§ **SHORT PROBLEM**: From the entries below, copy every line holding the word "newspaper".

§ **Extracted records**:
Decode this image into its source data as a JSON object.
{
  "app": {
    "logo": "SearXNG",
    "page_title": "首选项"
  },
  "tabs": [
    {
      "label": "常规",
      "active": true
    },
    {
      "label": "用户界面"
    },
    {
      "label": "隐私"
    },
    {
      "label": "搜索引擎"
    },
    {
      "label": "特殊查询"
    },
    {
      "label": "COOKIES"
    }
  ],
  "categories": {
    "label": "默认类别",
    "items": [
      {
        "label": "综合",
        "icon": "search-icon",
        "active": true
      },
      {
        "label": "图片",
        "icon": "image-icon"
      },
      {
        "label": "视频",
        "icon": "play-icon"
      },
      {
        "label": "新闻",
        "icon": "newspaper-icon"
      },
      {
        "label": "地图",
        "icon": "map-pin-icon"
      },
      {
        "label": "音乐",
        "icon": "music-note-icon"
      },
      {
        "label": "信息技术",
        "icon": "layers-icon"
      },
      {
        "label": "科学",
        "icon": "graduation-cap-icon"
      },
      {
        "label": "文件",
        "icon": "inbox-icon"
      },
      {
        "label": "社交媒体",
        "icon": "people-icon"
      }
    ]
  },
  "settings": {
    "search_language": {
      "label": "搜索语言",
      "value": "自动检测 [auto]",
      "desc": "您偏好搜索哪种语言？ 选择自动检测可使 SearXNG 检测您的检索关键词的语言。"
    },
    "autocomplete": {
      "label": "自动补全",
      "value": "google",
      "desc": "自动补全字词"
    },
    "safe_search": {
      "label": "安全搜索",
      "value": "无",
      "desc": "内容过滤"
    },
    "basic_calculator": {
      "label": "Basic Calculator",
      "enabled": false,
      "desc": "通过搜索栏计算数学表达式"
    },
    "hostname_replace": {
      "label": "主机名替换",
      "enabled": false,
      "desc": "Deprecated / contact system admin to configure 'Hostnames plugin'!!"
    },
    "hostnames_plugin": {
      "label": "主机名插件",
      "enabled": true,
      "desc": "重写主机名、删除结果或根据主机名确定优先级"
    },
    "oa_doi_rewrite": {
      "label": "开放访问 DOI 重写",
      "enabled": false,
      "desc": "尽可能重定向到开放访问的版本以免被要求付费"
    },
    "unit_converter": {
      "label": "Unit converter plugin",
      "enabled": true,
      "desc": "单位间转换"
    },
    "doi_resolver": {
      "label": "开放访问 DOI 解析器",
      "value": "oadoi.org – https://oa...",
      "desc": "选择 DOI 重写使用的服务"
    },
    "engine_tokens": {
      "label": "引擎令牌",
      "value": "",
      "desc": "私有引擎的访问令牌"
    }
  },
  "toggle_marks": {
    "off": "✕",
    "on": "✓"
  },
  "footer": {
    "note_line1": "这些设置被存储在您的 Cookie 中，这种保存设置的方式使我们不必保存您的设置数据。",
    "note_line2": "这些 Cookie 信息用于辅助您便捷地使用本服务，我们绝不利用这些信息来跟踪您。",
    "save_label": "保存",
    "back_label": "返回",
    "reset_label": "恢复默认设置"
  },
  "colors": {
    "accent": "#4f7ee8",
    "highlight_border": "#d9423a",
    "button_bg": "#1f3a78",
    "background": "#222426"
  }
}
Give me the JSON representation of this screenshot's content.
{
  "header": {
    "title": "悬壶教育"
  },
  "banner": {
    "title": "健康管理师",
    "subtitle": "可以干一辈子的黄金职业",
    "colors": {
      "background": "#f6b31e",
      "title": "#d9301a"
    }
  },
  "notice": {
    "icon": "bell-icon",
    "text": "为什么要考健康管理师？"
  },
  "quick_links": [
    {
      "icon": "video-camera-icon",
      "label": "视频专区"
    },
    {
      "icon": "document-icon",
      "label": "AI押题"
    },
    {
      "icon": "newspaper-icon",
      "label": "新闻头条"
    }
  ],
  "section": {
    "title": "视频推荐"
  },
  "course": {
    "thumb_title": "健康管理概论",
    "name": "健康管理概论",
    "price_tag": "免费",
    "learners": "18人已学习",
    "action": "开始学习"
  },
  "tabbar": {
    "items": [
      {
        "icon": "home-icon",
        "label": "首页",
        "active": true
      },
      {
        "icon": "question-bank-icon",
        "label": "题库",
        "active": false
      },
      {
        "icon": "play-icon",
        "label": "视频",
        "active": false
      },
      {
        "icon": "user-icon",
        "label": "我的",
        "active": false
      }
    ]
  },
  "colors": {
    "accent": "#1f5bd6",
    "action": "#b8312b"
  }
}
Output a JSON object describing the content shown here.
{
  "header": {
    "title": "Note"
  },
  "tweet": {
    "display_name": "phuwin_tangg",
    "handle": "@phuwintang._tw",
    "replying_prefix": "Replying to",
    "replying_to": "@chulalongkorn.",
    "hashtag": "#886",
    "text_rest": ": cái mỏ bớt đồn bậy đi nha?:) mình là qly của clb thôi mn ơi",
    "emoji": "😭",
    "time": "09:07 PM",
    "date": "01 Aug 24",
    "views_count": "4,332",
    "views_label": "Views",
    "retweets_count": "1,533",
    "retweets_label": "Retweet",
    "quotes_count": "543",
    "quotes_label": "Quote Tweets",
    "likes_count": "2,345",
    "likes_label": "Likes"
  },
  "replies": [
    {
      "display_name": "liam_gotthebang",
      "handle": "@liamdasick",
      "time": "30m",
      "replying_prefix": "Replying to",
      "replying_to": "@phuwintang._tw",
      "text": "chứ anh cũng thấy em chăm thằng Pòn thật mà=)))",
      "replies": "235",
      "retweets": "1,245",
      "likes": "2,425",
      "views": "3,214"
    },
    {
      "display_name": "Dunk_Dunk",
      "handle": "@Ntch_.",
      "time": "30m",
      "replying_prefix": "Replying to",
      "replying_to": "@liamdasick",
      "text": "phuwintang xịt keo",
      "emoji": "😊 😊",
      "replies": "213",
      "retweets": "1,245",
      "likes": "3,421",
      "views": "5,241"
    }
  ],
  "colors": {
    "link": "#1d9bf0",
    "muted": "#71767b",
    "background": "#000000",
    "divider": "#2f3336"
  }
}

§ **RESPONSE BELOW**:
        "icon": "newspaper-icon"
      "icon": "newspaper-icon",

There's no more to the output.